DATA LISTING:
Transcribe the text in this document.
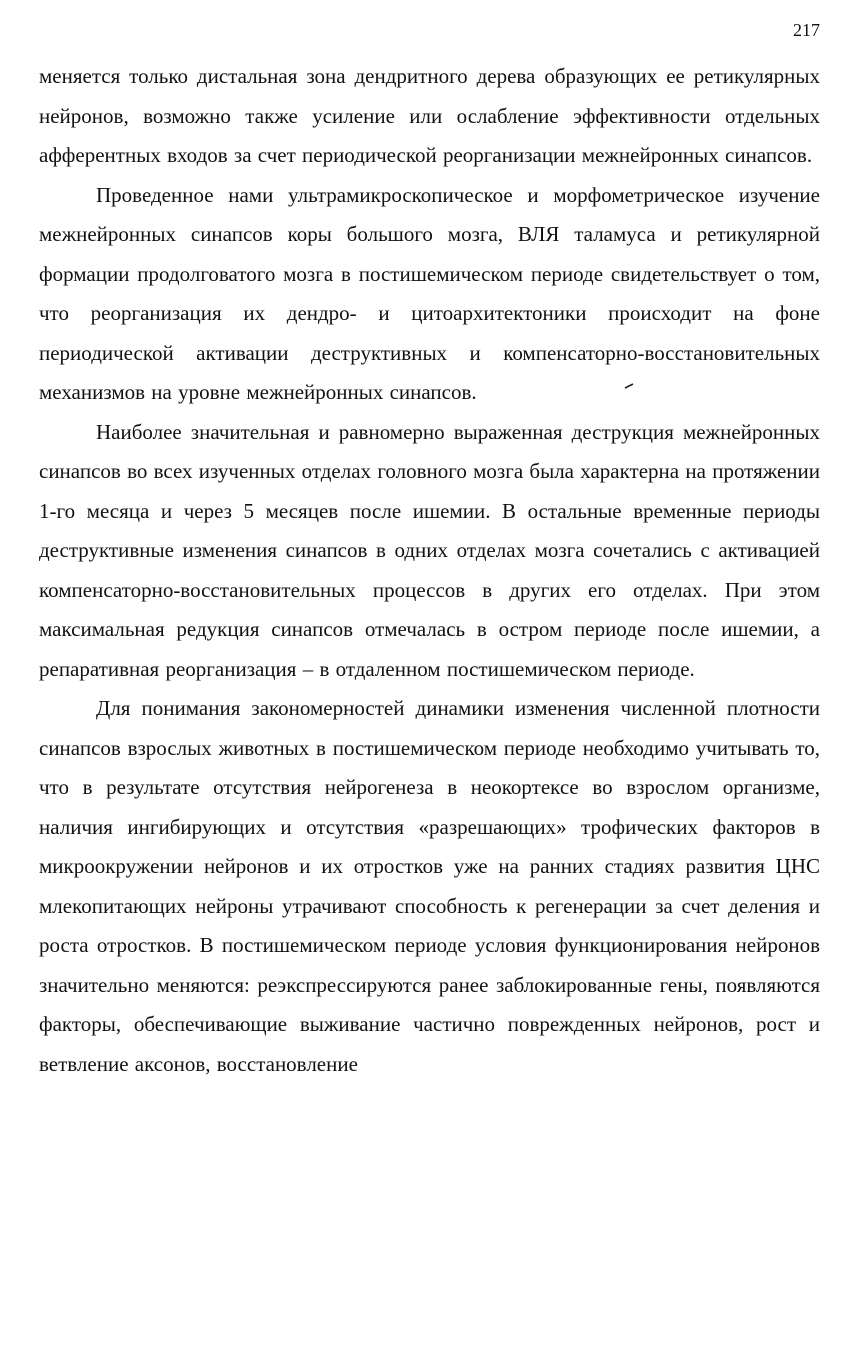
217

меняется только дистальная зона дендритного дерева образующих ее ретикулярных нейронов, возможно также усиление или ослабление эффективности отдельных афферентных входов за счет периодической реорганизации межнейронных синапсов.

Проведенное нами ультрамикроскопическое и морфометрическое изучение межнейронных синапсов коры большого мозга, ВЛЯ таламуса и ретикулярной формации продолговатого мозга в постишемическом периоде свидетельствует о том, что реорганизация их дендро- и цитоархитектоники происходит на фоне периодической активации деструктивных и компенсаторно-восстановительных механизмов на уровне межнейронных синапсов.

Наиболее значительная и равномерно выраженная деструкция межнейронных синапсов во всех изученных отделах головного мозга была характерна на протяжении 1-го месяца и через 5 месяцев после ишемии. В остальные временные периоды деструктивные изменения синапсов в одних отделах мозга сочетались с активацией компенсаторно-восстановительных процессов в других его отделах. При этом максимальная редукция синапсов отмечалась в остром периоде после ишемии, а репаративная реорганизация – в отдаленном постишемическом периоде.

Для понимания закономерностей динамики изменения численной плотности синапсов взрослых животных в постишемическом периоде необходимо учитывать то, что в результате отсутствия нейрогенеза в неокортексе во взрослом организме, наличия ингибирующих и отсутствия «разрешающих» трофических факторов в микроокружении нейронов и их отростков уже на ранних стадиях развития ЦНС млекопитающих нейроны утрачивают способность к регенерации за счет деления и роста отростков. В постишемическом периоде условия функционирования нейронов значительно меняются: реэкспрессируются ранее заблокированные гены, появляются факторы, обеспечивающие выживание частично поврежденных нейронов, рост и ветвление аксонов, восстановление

...

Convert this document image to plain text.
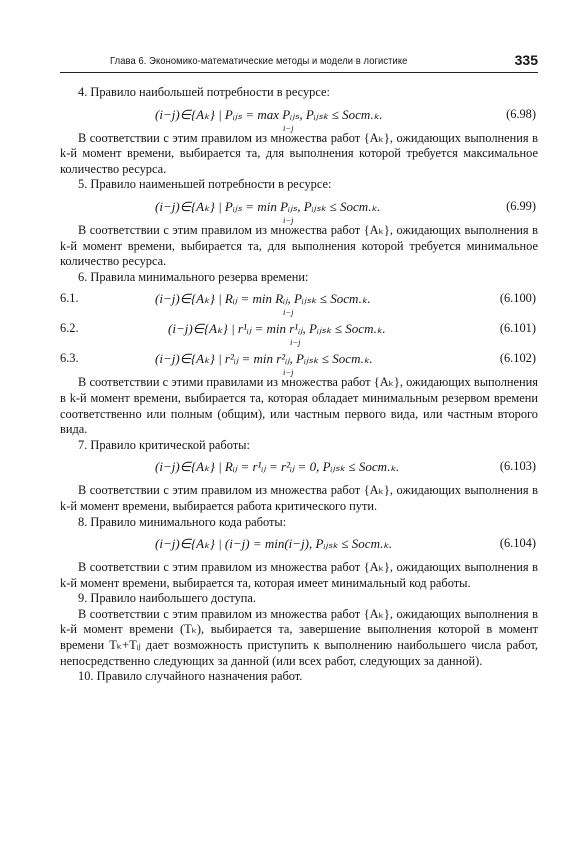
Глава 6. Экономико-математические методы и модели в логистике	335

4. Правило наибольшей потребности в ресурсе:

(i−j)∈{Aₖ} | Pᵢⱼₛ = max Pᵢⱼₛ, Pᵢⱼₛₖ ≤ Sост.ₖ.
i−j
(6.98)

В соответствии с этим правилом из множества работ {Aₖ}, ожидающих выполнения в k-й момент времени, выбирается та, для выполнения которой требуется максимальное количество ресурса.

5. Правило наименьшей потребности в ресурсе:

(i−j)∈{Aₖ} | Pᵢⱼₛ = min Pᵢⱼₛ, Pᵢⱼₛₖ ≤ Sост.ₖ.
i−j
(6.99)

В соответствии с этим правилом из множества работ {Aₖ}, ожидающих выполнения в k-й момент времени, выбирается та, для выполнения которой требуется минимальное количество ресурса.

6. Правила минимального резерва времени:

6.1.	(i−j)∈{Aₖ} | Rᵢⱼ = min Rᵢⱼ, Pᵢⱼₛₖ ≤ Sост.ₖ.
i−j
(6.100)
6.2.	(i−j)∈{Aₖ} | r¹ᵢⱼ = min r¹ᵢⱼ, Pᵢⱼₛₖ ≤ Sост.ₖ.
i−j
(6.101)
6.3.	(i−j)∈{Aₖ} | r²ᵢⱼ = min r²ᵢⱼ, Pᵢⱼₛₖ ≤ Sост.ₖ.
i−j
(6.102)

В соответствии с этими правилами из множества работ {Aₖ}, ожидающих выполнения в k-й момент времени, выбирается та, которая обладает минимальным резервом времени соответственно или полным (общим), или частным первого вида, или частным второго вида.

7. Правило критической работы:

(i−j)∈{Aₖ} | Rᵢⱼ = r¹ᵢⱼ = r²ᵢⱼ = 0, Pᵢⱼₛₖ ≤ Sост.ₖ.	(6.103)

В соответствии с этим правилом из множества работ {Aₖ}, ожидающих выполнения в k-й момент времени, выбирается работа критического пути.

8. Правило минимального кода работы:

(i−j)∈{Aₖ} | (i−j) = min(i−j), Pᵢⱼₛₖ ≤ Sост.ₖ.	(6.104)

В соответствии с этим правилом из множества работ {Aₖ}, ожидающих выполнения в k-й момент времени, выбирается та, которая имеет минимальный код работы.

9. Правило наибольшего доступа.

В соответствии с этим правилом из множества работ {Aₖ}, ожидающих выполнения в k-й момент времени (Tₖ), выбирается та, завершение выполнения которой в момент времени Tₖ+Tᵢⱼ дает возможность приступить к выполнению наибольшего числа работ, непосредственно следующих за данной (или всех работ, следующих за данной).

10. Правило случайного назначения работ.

STATED GOAL: Gather each line in these records that contains the string "ресурса".

FINAL RESULT:
В соответствии с этим правилом из множества работ {Aₖ}, ожидающих выполнения в k-й момент времени, выбирается та, для выполнения которой требуется максимальное количество ресурса.
В соответствии с этим правилом из множества работ {Aₖ}, ожидающих выполнения в k-й момент времени, выбирается та, для выполнения которой требуется минимальное количество ресурса.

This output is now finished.